→ Exercise inputs
::::

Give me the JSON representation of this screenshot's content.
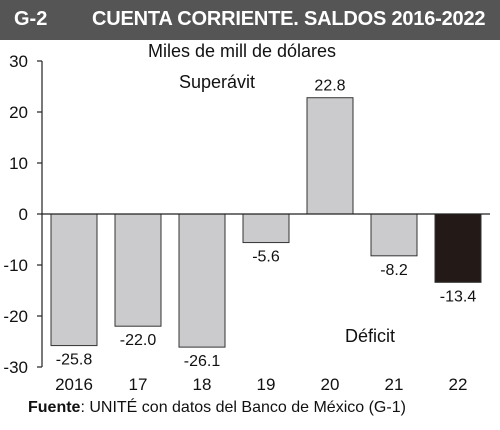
{
  "header": {
    "figure_id": "G-2",
    "title": "CUENTA CORRIENTE. SALDOS 2016-2022"
  },
  "chart_data": {
    "type": "bar",
    "title": "CUENTA CORRIENTE. SALDOS 2016-2022",
    "unit_label": "Miles de mill de dólares",
    "categories": [
      "2016",
      "17",
      "18",
      "19",
      "20",
      "21",
      "22"
    ],
    "values": [
      -25.8,
      -22.0,
      -26.1,
      -5.6,
      22.8,
      -8.2,
      -13.4
    ],
    "value_labels": [
      "-25.8",
      "-22.0",
      "-26.1",
      "-5.6",
      "22.8",
      "-8.2",
      "-13.4"
    ],
    "ylim": [
      -30,
      30
    ],
    "yticks": [
      30,
      20,
      10,
      0,
      -10,
      -20,
      -30
    ],
    "ytick_labels": [
      "30",
      "20",
      "10",
      "0",
      "-10",
      "-20",
      "-30"
    ],
    "annotations": {
      "surplus": "Superávit",
      "deficit": "Déficit"
    },
    "grid": false,
    "colors": {
      "bar": "#cbcbcd",
      "highlight": "#231a17",
      "bar_stroke": "#333333"
    },
    "highlight_index": 6
  },
  "source": {
    "label": "Fuente",
    "text": ": UNITÉ con datos del Banco de México (G-1)"
  }
}
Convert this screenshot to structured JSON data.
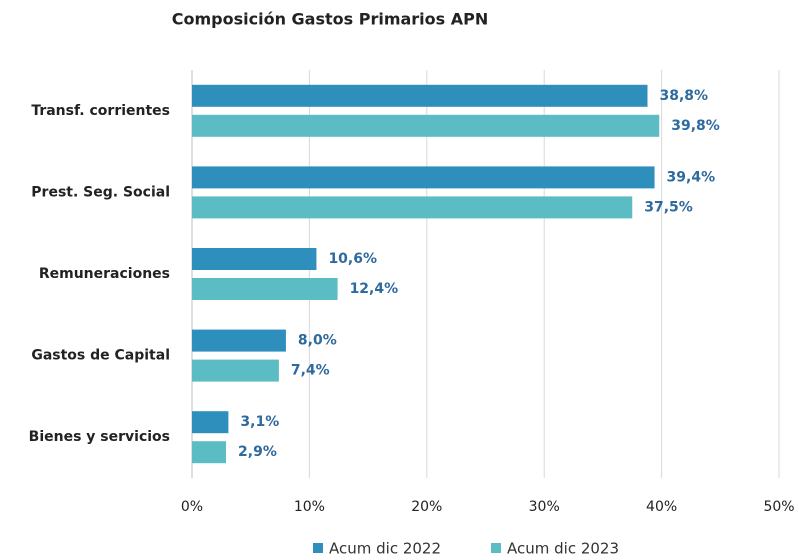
{
  "chart_data": {
    "type": "hbar",
    "title": "Composición Gastos Primarios APN",
    "categories": [
      "Transf. corrientes",
      "Prest. Seg. Social",
      "Remuneraciones",
      "Gastos de Capital",
      "Bienes y servicios"
    ],
    "series": [
      {
        "name": "Acum dic 2022",
        "color": "#2e8fbd",
        "values": [
          38.8,
          39.4,
          10.6,
          8.0,
          3.1
        ],
        "value_labels": [
          "38,8%",
          "39,4%",
          "10,6%",
          "8,0%",
          "3,1%"
        ]
      },
      {
        "name": "Acum dic 2023",
        "color": "#5bbcc4",
        "values": [
          39.8,
          37.5,
          12.4,
          7.4,
          2.9
        ],
        "value_labels": [
          "39,8%",
          "37,5%",
          "12,4%",
          "7,4%",
          "2,9%"
        ]
      }
    ],
    "xlim": [
      0,
      50
    ],
    "xticks": [
      {
        "value": 0,
        "label": "0%"
      },
      {
        "value": 10,
        "label": "10%"
      },
      {
        "value": 20,
        "label": "20%"
      },
      {
        "value": 30,
        "label": "30%"
      },
      {
        "value": 40,
        "label": "40%"
      },
      {
        "value": 50,
        "label": "50%"
      }
    ],
    "grid": true,
    "legend": "bottom"
  }
}
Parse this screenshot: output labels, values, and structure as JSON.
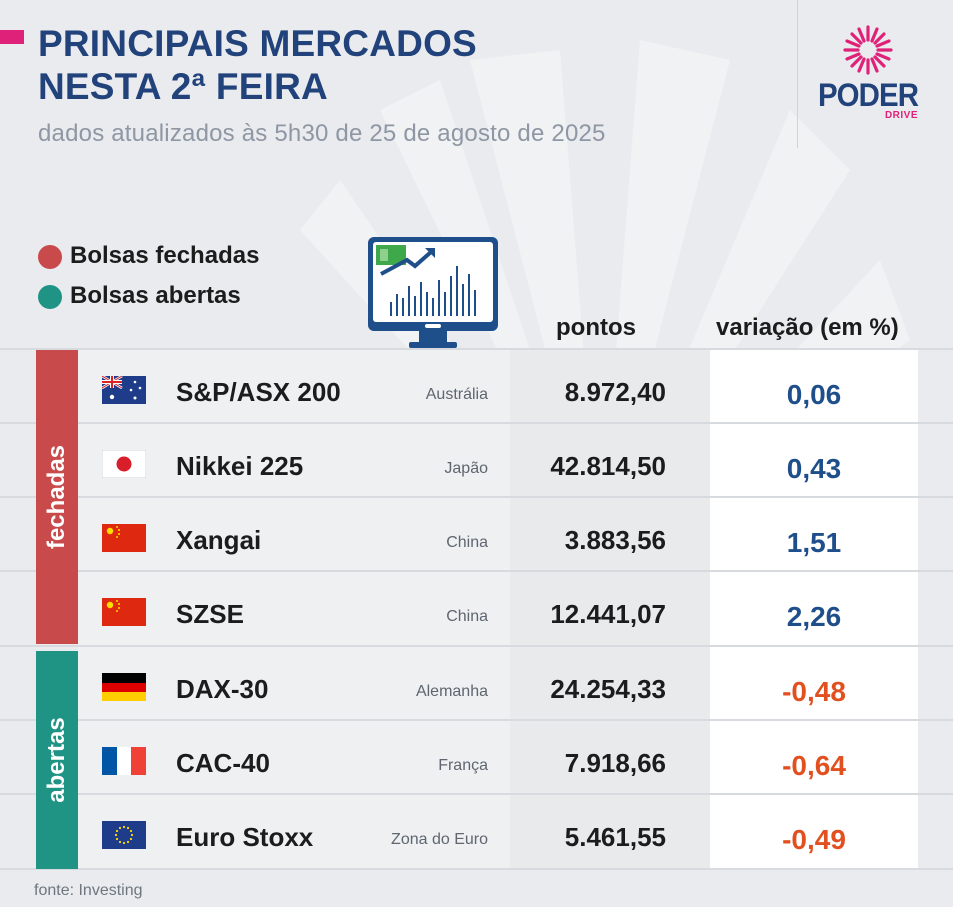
{
  "header": {
    "title_line1": "PRINCIPAIS MERCADOS",
    "title_line2": "NESTA 2ª FEIRA",
    "subtitle": "dados atualizados às 5h30 de 25 de agosto de 2025"
  },
  "logo": {
    "word": "PODER",
    "sub": "DRIVE"
  },
  "legend": [
    {
      "label": "Bolsas fechadas",
      "color": "#c94a4a"
    },
    {
      "label": "Bolsas abertas",
      "color": "#1f9485"
    }
  ],
  "columns": {
    "points": "pontos",
    "variation": "variação (em %)"
  },
  "groups": {
    "closed": {
      "label": "fechadas",
      "color": "#c94a4a"
    },
    "open": {
      "label": "abertas",
      "color": "#1f9485"
    }
  },
  "colors": {
    "positive": "#1f4f8a",
    "negative": "#e2501f",
    "title": "#21427a",
    "accent": "#e0217a"
  },
  "rows": [
    {
      "name": "S&P/ASX 200",
      "country": "Austrália",
      "points": "8.972,40",
      "variation": "0,06",
      "flag": "australia-flag-icon"
    },
    {
      "name": "Nikkei 225",
      "country": "Japão",
      "points": "42.814,50",
      "variation": "0,43",
      "flag": "japan-flag-icon"
    },
    {
      "name": "Xangai",
      "country": "China",
      "points": "3.883,56",
      "variation": "1,51",
      "flag": "china-flag-icon"
    },
    {
      "name": "SZSE",
      "country": "China",
      "points": "12.441,07",
      "variation": "2,26",
      "flag": "china-flag-icon"
    },
    {
      "name": "DAX-30",
      "country": "Alemanha",
      "points": "24.254,33",
      "variation": "-0,48",
      "flag": "germany-flag-icon"
    },
    {
      "name": "CAC-40",
      "country": "França",
      "points": "7.918,66",
      "variation": "-0,64",
      "flag": "france-flag-icon"
    },
    {
      "name": "Euro Stoxx",
      "country": "Zona do Euro",
      "points": "5.461,55",
      "variation": "-0,49",
      "flag": "eu-flag-icon"
    }
  ],
  "source": "fonte: Investing"
}
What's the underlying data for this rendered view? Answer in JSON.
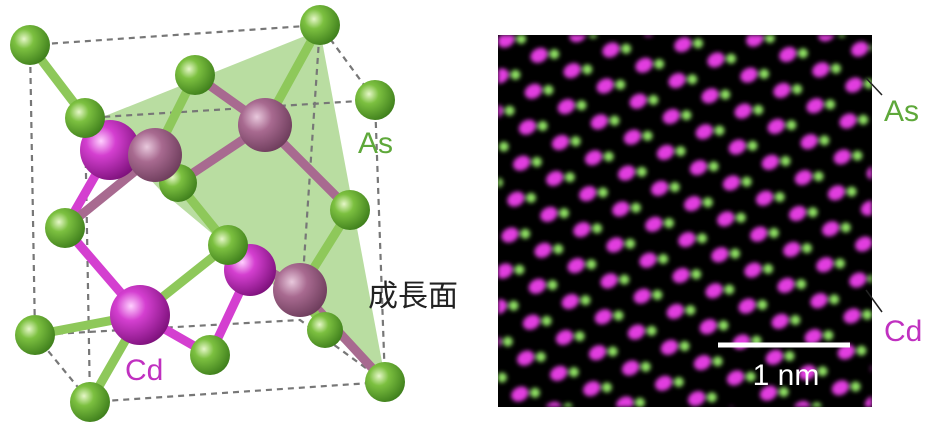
{
  "structure": {
    "label_as": "As",
    "label_cd": "Cd",
    "label_plane": "成長面"
  },
  "image": {
    "label_as": "As",
    "label_cd": "Cd",
    "scale_bar": "1 nm"
  }
}
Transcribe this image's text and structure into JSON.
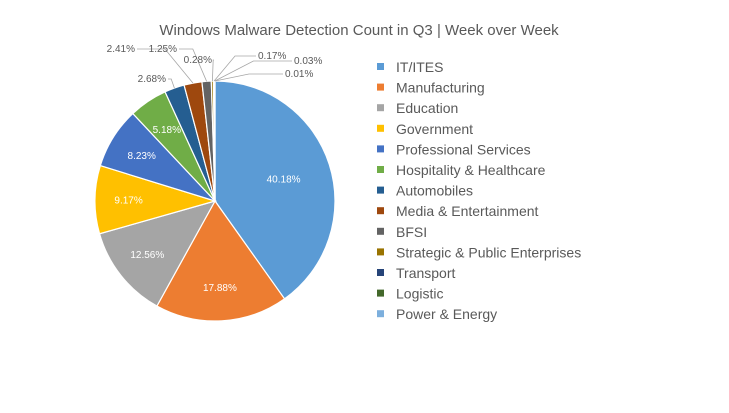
{
  "chart_data": {
    "type": "pie",
    "title": "Windows Malware Detection Count in Q3 | Week over Week",
    "legend_position": "right",
    "slices": [
      {
        "name": "IT/ITES",
        "value": 40.18,
        "label": "40.18%",
        "color": "#5b9bd5"
      },
      {
        "name": "Manufacturing",
        "value": 17.88,
        "label": "17.88%",
        "color": "#ed7d31"
      },
      {
        "name": "Education",
        "value": 12.56,
        "label": "12.56%",
        "color": "#a5a5a5"
      },
      {
        "name": "Government",
        "value": 9.17,
        "label": "9.17%",
        "color": "#ffc000"
      },
      {
        "name": "Professional Services",
        "value": 8.23,
        "label": "8.23%",
        "color": "#4472c4"
      },
      {
        "name": "Hospitality & Healthcare",
        "value": 5.18,
        "label": "5.18%",
        "color": "#70ad47"
      },
      {
        "name": "Automobiles",
        "value": 2.68,
        "label": "2.68%",
        "color": "#255e91"
      },
      {
        "name": "Media & Entertainment",
        "value": 2.41,
        "label": "2.41%",
        "color": "#9e480e"
      },
      {
        "name": "BFSI",
        "value": 1.25,
        "label": "1.25%",
        "color": "#636363"
      },
      {
        "name": "Strategic & Public Enterprises",
        "value": 0.28,
        "label": "0.28%",
        "color": "#997300"
      },
      {
        "name": "Transport",
        "value": 0.17,
        "label": "0.17%",
        "color": "#264478"
      },
      {
        "name": "Logistic",
        "value": 0.03,
        "label": "0.03%",
        "color": "#43682b"
      },
      {
        "name": "Power & Energy",
        "value": 0.01,
        "label": "0.01%",
        "color": "#7cafdd"
      }
    ]
  }
}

::::

→ Aim of the exercise
Copy out every line of the listing that contains the string "values".

→ Solution to this problem
    "values": [
        "values": [
        "values": [
Parse this screenshot: output labels, values, and structure as JSON.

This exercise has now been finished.